# Job
Lines containing the word "content" are the ones to copy from the records below.

[Figure record extracts]
»»

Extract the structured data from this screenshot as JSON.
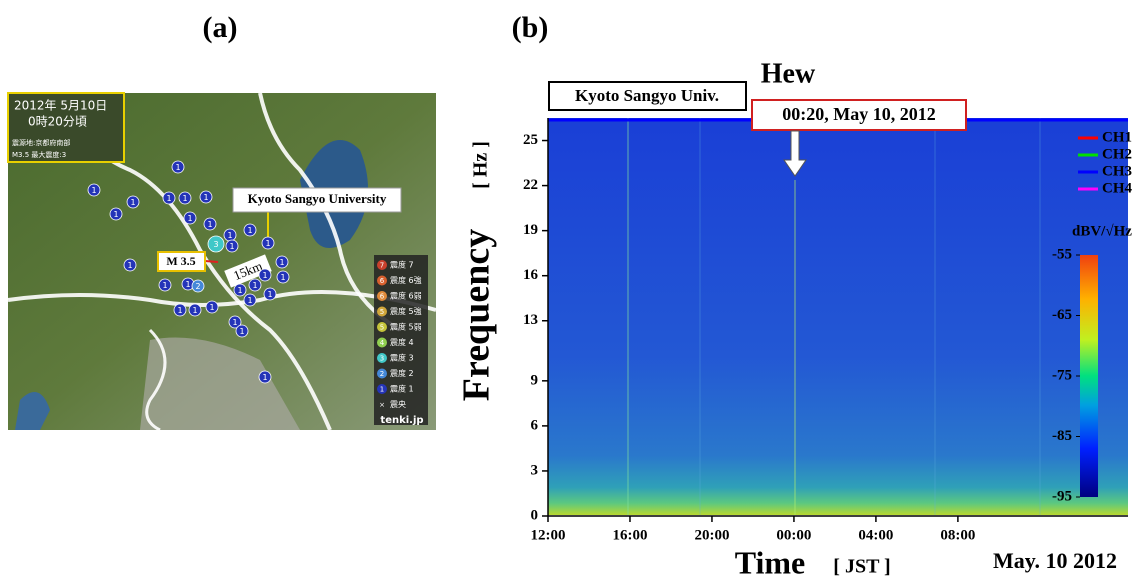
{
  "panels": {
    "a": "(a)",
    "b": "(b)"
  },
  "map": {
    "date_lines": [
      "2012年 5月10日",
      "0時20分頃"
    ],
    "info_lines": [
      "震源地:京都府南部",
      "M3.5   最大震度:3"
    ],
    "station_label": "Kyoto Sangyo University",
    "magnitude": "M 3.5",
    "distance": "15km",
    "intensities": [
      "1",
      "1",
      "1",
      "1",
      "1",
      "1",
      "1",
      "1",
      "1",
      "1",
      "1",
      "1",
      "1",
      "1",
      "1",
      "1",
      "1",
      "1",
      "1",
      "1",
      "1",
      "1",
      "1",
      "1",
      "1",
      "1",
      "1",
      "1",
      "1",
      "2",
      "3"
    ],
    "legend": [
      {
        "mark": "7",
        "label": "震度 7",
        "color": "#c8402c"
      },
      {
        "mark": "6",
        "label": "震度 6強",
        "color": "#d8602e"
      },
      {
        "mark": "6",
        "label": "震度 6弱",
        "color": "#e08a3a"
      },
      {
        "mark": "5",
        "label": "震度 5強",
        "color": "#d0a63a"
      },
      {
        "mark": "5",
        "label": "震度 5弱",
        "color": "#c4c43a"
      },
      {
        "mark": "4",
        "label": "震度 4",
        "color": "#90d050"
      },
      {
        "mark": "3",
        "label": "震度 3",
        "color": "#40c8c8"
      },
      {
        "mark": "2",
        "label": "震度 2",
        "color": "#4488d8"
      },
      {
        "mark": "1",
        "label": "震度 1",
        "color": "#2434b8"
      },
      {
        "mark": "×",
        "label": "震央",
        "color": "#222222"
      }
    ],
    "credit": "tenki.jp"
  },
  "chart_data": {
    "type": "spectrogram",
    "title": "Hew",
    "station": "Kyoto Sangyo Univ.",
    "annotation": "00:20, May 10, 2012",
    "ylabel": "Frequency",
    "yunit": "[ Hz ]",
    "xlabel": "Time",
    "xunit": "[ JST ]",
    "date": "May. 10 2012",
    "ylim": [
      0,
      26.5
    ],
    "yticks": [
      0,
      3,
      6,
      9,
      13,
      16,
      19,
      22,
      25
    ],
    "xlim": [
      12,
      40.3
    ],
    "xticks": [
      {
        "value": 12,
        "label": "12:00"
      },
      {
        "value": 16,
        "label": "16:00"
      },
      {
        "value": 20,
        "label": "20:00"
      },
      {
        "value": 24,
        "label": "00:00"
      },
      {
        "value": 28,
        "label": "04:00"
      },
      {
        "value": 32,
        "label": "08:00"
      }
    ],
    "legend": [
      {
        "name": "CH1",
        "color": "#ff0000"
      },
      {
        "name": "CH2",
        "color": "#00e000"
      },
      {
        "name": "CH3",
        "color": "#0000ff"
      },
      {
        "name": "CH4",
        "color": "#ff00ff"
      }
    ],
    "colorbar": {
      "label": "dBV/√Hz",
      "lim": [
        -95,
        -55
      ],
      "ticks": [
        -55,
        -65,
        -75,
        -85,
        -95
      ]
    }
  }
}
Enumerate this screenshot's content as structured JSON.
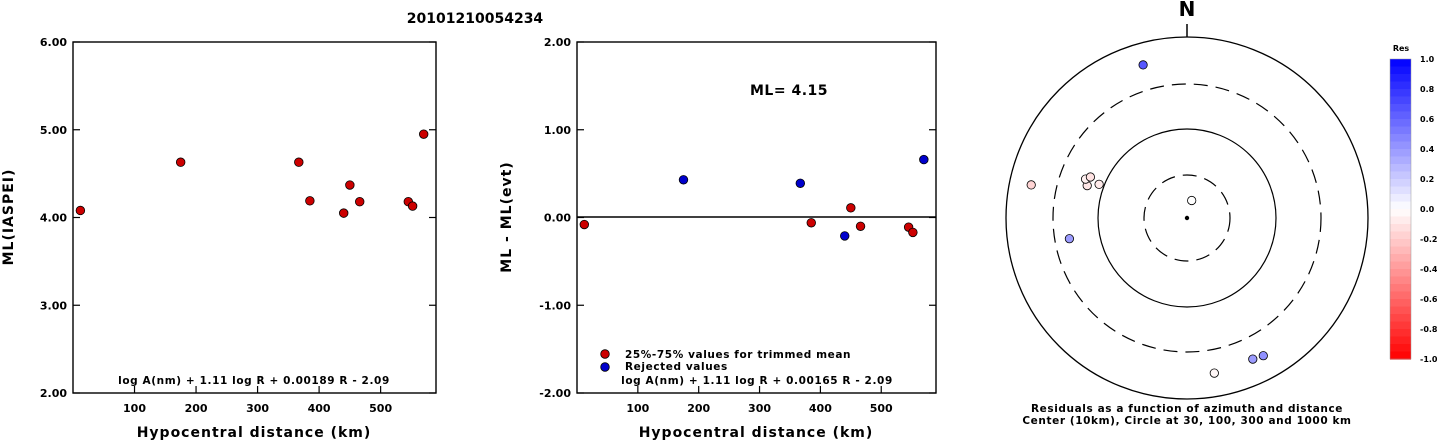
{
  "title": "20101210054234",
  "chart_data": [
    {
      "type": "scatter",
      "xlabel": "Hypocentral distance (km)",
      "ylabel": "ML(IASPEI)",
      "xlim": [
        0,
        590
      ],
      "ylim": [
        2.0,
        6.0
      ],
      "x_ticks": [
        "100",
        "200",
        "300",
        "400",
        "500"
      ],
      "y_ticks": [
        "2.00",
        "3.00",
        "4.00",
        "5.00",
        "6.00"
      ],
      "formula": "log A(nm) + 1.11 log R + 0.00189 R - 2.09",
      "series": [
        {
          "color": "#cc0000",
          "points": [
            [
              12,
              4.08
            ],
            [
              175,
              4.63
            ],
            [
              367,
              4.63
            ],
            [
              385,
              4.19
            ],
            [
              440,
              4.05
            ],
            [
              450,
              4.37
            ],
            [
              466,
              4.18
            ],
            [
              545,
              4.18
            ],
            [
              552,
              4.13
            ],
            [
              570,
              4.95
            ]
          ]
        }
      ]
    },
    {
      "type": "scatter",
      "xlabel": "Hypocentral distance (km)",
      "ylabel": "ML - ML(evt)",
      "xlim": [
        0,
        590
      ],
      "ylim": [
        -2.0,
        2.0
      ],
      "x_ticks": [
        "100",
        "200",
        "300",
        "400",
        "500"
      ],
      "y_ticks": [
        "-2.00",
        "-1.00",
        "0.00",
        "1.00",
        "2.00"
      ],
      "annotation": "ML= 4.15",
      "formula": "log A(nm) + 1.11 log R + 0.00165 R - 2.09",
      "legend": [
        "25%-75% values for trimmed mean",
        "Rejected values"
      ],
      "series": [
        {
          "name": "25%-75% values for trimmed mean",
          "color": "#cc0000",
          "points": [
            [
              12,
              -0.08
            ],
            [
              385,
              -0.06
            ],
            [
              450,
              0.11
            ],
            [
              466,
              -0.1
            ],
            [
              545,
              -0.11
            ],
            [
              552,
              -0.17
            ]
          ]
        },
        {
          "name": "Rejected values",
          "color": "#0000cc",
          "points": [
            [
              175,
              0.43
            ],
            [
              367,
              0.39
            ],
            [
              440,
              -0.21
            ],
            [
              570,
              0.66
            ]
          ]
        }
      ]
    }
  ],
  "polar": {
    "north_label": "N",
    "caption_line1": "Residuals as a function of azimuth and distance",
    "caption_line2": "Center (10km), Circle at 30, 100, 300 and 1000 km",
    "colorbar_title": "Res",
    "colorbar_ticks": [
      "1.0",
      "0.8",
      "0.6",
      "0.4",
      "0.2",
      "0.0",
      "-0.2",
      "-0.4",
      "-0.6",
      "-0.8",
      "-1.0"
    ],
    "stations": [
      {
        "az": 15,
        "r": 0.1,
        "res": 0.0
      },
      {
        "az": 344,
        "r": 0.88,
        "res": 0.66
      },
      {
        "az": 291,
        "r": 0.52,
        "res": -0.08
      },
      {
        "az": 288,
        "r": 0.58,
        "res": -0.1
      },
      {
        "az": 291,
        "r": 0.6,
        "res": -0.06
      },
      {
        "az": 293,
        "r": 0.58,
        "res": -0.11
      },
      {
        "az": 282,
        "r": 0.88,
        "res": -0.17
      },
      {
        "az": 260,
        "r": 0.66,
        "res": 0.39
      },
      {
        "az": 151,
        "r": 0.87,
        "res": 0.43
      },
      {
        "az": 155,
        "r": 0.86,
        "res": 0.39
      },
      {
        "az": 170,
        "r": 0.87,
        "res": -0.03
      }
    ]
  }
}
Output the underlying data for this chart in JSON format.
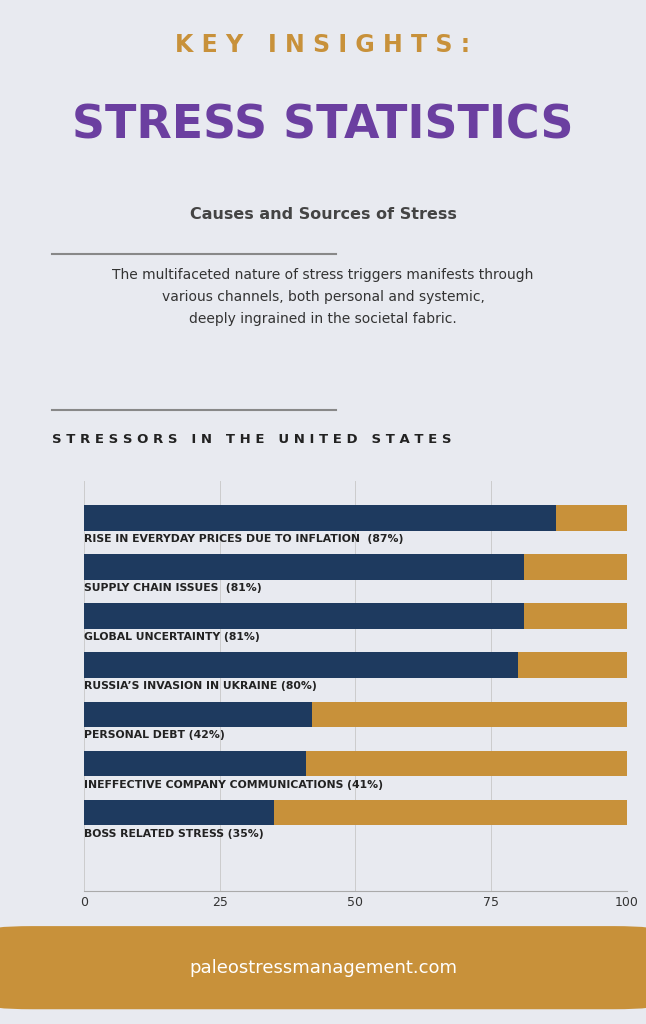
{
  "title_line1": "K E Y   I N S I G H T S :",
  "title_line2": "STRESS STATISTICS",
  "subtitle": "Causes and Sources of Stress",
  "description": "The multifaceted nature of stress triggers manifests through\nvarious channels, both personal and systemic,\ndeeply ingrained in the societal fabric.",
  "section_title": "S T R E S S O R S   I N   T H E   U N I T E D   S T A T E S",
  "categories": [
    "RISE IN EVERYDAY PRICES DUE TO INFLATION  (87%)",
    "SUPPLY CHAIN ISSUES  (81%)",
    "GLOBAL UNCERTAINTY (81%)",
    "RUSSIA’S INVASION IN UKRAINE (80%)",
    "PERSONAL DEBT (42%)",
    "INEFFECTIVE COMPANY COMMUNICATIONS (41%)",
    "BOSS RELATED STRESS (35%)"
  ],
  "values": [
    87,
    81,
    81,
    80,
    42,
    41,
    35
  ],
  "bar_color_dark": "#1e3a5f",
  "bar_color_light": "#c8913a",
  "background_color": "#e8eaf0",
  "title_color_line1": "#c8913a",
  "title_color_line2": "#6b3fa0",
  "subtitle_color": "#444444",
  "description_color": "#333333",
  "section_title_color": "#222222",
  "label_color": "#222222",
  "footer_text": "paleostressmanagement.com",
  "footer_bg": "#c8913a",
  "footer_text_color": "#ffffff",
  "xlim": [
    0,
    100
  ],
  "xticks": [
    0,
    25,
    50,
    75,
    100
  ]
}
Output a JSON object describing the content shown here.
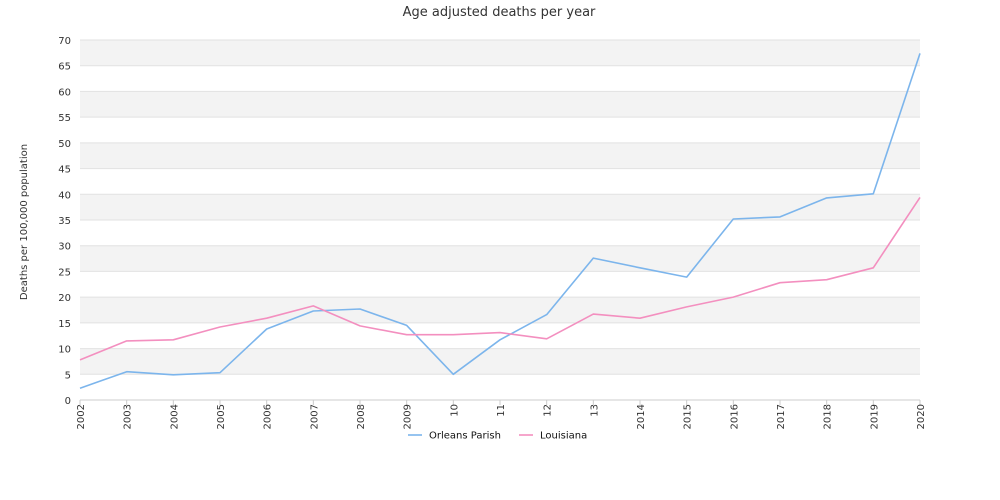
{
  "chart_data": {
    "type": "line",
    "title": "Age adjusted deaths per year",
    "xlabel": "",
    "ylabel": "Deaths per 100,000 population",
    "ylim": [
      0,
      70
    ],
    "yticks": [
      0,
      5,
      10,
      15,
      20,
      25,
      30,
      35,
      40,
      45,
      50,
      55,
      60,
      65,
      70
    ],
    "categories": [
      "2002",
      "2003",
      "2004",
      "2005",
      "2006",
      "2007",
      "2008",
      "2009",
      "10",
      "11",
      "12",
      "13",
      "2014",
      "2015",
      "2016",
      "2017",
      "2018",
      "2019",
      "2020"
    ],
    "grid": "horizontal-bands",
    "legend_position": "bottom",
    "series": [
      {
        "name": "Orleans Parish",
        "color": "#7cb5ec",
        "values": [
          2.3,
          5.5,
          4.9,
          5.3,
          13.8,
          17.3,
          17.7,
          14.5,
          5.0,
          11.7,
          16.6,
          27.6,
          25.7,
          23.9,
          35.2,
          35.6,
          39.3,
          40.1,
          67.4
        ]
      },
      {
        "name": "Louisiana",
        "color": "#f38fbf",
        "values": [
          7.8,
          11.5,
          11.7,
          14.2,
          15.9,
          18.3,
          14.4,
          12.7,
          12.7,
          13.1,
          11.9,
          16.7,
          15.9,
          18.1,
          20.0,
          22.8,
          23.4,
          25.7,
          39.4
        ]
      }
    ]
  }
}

««

# The answer
Enumerate this screenshot's content as structured JSON.
Output a JSON object describing the content shown here.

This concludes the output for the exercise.